• **GIVEN INFORMATION**
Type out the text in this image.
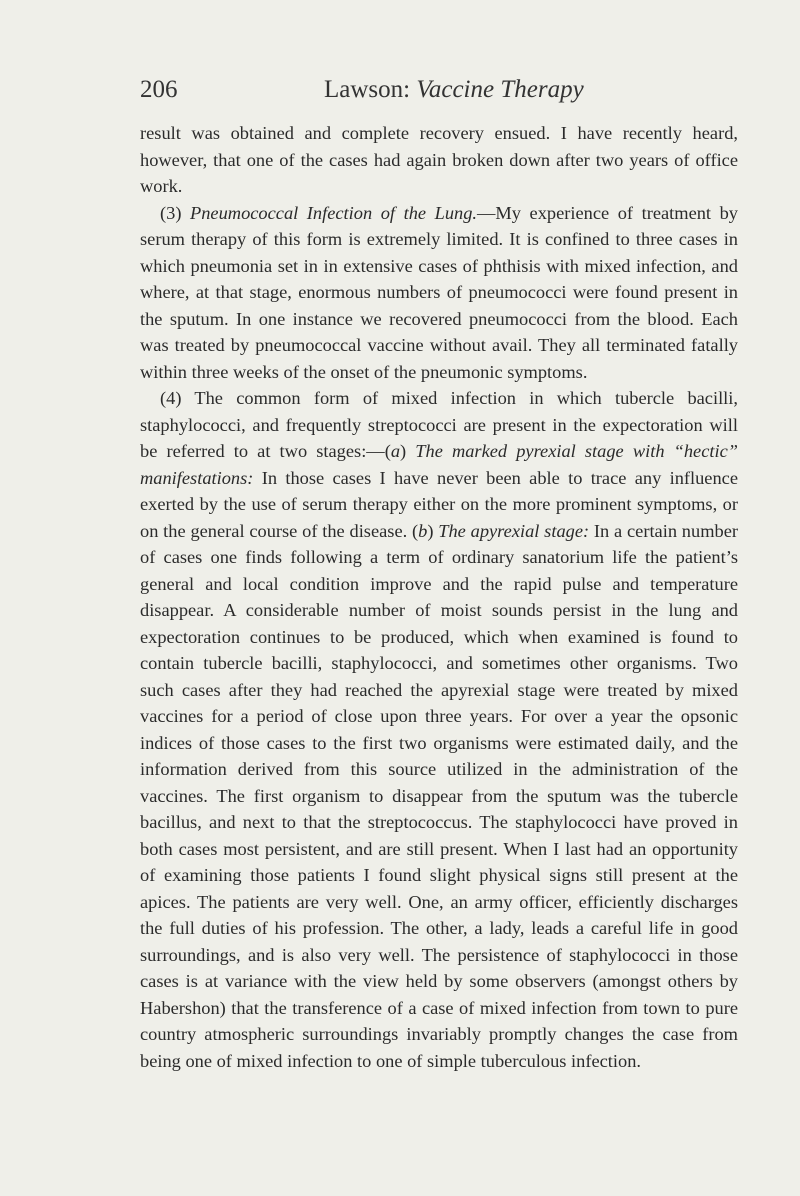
206	Lawson: Vaccine Therapy

result was obtained and complete recovery ensued. I have recently heard, however, that one of the cases had again broken down after two years of office work.

(3) Pneumococcal Infection of the Lung.—My experience of treatment by serum therapy of this form is extremely limited. It is confined to three cases in which pneumonia set in in extensive cases of phthisis with mixed infection, and where, at that stage, enormous numbers of pneumococci were found present in the sputum. In one instance we recovered pneumococci from the blood. Each was treated by pneumococcal vaccine without avail. They all terminated fatally within three weeks of the onset of the pneumonic symptoms.

(4) The common form of mixed infection in which tubercle bacilli, staphylococci, and frequently streptococci are present in the expectoration will be referred to at two stages:—(a) The marked pyrexial stage with “hectic” manifestations: In those cases I have never been able to trace any influence exerted by the use of serum therapy either on the more prominent symptoms, or on the general course of the disease. (b) The apyrexial stage: In a certain number of cases one finds following a term of ordinary sanatorium life the patient’s general and local condition improve and the rapid pulse and temperature disappear. A considerable number of moist sounds persist in the lung and expectoration continues to be produced, which when examined is found to contain tubercle bacilli, staphylococci, and sometimes other organisms. Two such cases after they had reached the apyrexial stage were treated by mixed vaccines for a period of close upon three years. For over a year the opsonic indices of those cases to the first two organisms were estimated daily, and the information derived from this source utilized in the administration of the vaccines. The first organism to disappear from the sputum was the tubercle bacillus, and next to that the streptococcus. The staphylococci have proved in both cases most persistent, and are still present. When I last had an opportunity of examining those patients I found slight physical signs still present at the apices. The patients are very well. One, an army officer, efficiently discharges the full duties of his profession. The other, a lady, leads a careful life in good surroundings, and is also very well. The persistence of staphylococci in those cases is at variance with the view held by some observers (amongst others by Habershon) that the transference of a case of mixed infection from town to pure country atmospheric surroundings invariably promptly changes the case from being one of mixed infection to one of simple tuberculous infection.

• **ABOUT THIS TASK**
Transcribe every record above exactly, leaving out the pictures.

• **THE COMPLETED TASK**
Type out the text in this image.
206	Lawson: Vaccine Therapy

result was obtained and complete recovery ensued. I have recently heard, however, that one of the cases had again broken down after two years of office work.

(3) Pneumococcal Infection of the Lung.—My experience of treatment by serum therapy of this form is extremely limited. It is confined to three cases in which pneumonia set in in extensive cases of phthisis with mixed infection, and where, at that stage, enormous numbers of pneumococci were found present in the sputum. In one instance we recovered pneumococci from the blood. Each was treated by pneumococcal vaccine without avail. They all terminated fatally within three weeks of the onset of the pneumonic symptoms.

(4) The common form of mixed infection in which tubercle bacilli, staphylococci, and frequently streptococci are present in the expectoration will be referred to at two stages:—(a) The marked pyrexial stage with “hectic” manifestations: In those cases I have never been able to trace any influence exerted by the use of serum therapy either on the more prominent symptoms, or on the general course of the disease. (b) The apyrexial stage: In a certain number of cases one finds following a term of ordinary sanatorium life the patient’s general and local condition improve and the rapid pulse and temperature disappear. A considerable number of moist sounds persist in the lung and expectoration continues to be produced, which when examined is found to contain tubercle bacilli, staphylococci, and sometimes other organisms. Two such cases after they had reached the apyrexial stage were treated by mixed vaccines for a period of close upon three years. For over a year the opsonic indices of those cases to the first two organisms were estimated daily, and the information derived from this source utilized in the administration of the vaccines. The first organism to disappear from the sputum was the tubercle bacillus, and next to that the streptococcus. The staphylococci have proved in both cases most persistent, and are still present. When I last had an opportunity of examining those patients I found slight physical signs still present at the apices. The patients are very well. One, an army officer, efficiently discharges the full duties of his profession. The other, a lady, leads a careful life in good surroundings, and is also very well. The persistence of staphylococci in those cases is at variance with the view held by some observers (amongst others by Habershon) that the transference of a case of mixed infection from town to pure country atmospheric surroundings invariably promptly changes the case from being one of mixed infection to one of simple tuberculous infection.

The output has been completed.